## [GIVEN REQUEST 1]
In the interview with Sr. Anastasie Bekono, what did the well built in her home village cost compared with the usual price?
## [GIVEN REQUEST 2]
Resume the interview with Sr. Anastasie Bekono after its last line and carry the conversation forward.

One subtext during Benedict XVI’s trip to Africa has been the pope’s repeated references to the rights and dignity of women. In a speech on March 18th to the bishops of Cameroon, Benedict called upon African Catholics to defend “the dignity of women and their particular vocation in the ecclesial community and in society.” In Angola, the pope denounced “the special yoke of discrimination that women and girls often endure.” The working paper for the upcoming Synod for Africa also highlights the dignity of women.
To get a woman’s perspective on all this, NCR sat down with Sr. Anastasie Bekono of the Servants of the Holy Heart of Mary, a congregation founded in France in the 19th century which today has a flourishing community in Cameroon. Bekono directs a vocational school for girls in Yaoundè, attempting to give young women from modest backgrounds the possibility of making a living. Bekono, who grew up in a rural village outside Yaoundè, was accompanied by Grace Atem, a young novice from the English-speaking city of Buea in southwest Cameroon.
The conversation seemed to confirm, yet also to nuance, impressions that religious life in Africa is often more ‘conservative’ than in the West. Bekono, for example, expressed shock that a religious sister might defend a woman’s right to choose abortion, and neither African supported the idea of women priests. Yet both expressed frustration that women are under-represented in leadership positions in the church, a sentiment they often share with sisters elsewhere, and Bekono voiced deep admiration for the foreign sisters she knows. Regarding women’s communities in Europe and the United States, she refused to join the critics: “They may have changed their lifestyle, but not their faith.”
The full text of the interview follows.
Tell me about your community.
Bekono: The Servants of the Holy Heart of Mary was founded in France in 1866. Some sisters came from France in 1953 to spread the gospel in a neighborhood near Yaoundè. They specialized in education and health. Later, sisters from Canada came to take the place of the French. Worldwide, we have about 500 sisters, with 40 here in Cameroon. This is the only country where we have a presence in Africa. We still work in education and health, spreading the gospel, and we’ve also begun to work in development. We have nursery schools, vocational schools like the one here, and also religious training.
When you say ‘development,’ what does that mean?
Bekono: I experienced what we mean by development in my own village where I grew up, not far from here. The village didn’t have any running water, but the sisters helped raise money to build wells. They figured out a way of doing it that dramatically lowered the price. A well that ordinarily would have cost $5,000 only cost us about $600.
You have 40 sisters today. Is that number growing?
Bekono: Yes, we are attracting quite a few vocations, especially in the Anglophone areas. We built a center there and discovered many new vocations. There are quite a few girls trying to knock at our door, and we hope the number will continue to increase.
Why are you getting more vocations from the Anglophone area?
Bekono: The Anglophone area is very Christianized. Many people devote their lives to God and to the gospel. They’re very welcoming of it. All you have to do is look at the families – if there are five children, it’s not unusual for a boy to be a priest and a couple of girls to be sisters. In the Francophone areas, including here in Yaoundè, sometimes people aren’t so close to the gospel, aren’t so open to it. For example, in the southwest, during Lent, they do the Stations of the Cross every day, but here we only do the Stations of the Cross on Fridays. There’s more of a tendency to downplay the faith. In part, that may be because there’s more temptation around here, with nightclubs and so on.

## [GIVEN INFORMATION]

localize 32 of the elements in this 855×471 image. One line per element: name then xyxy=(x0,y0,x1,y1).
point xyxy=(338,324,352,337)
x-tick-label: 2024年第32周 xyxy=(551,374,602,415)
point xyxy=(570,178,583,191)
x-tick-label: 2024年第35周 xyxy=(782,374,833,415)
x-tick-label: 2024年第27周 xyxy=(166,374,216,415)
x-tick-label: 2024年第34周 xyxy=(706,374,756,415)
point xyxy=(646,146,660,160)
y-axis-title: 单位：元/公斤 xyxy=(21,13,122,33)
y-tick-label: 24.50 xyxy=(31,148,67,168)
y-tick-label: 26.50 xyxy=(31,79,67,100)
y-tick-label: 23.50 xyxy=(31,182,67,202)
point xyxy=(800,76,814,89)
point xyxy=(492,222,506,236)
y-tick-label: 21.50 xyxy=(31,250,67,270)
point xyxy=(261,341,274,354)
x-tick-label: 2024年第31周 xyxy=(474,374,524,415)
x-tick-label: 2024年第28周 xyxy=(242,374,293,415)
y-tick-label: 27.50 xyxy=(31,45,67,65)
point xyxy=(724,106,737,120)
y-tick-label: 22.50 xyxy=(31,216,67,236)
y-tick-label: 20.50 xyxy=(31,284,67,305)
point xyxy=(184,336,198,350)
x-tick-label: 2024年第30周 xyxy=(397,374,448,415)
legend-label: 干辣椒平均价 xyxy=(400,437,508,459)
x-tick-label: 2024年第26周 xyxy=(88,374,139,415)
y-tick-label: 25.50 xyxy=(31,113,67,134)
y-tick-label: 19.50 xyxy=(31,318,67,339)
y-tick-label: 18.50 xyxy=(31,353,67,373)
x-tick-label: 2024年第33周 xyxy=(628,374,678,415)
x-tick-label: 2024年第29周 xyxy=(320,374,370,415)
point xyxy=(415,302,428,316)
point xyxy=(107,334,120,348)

## [EXERCISE RESPONSE 1]
About $600, instead of the $5,000 such a well would ordinarily have cost.

## [EXERCISE RESPONSE 2]
Atem: What she says is true. It goes back to our forefathers. Our families are very religious, our grandparents and our parents, and they bring us up that way. They make sure we go to Mass every day. Lent is treated as a sacred period, in which you pray often. There’s Stations of the Cross every day, and somebody go to church twice a day, especially the grandmothers. That spirit inspired us as youths, to follow our parents and our grandparents.
Vocations are growing all across Africa. Why do you think that is?
Bekono: Obviously, the first answer is that God has blessed us. Beyond that, I think there are probably two factors. One has to do with the role of women in African society. In Europe, in the past, women were not allowed to do many things, but they were welcomed in the church. By serving the church, they felt they were useful to society. That’s why many joined. In Africa, there’s still work to do in terms of women’s emancipation, and some women still feel there’s more room for them in the church than in the broader society. They feel more useful in the church. The other factor has to do with family size. In Europe today, there are fewer families and they tend to be smaller, which naturally means fewer vocations. In Canada, at one time you had families with ten children, and it was natural for two or three to enter religious life. Now one sees families with no children, or with one or two. African families, however, still tend to be quite large, and that creates room for vocations.
Here’s the reason I ask. Europe was once very religious, but as it became rich, it became less religious. Some say that as Africa becomes more developed, it too will become less religious. Do you believe that?
Bekono: It could be that as Africa becomes richer, spirituality will decline. It’s often true that to welcome God, you need to have the heart of a poor person. Our own congregation’s story in Canada offers an example. At a time when they weren’t very rich, there were a lot of vocations. Once people got money, they became less religious. The same thing happens in the big cities in Cameroon, in Douala and Yaoundè. You see young people who wouldn’t even think of giving a place to Jesus in their hearts.
Let’s test that theory. You both agree that in Cameroon, the Anglophone region tends to be more intensely religious than the Francophone region. Is it also poorer?
Atem: No, there are resources where I come from, there’s wealth. It’s true that the Francophone region controls the money in Cameroon, but that doesn’t mean we live in terrible poverty. The average family, the average household, is no worse off than in the Francophone region. They have three hot meals a day, they have a home, and so on. They’re fine.
So it’s not just the money.
Bekono: No, I don’t think so. Take President Biya, for example. Despite the fact that he’s obviously not poor, he doesn’t deny his faith. During the papal Mass, he took holy communion in front of everybody. Obviously that’s just one example, but it makes a point. Respect for ancestors is very strong in African culture, and so is respect for God. There are many Africans who are quite wealthy, but they remain very Christian. I think that as Africa becomes more developed, it may well influence the culture to some extent, but I think for the most part that our religious conviction will remain.
I’ve asked the same question of Archbishop John Onaiyekan of Nigeria, who says it’s based on Western arrogance – the hidden assumption being that once Africa grows up, it will be more like us.
Bekono: Yes, I agree. It’s true. I believe that Africa, no matter how rich it grows, will not lose its faith. I pray for that.
Coming to religious life, would you say that many women in Africa pursue a religious vocation simply to escape poverty?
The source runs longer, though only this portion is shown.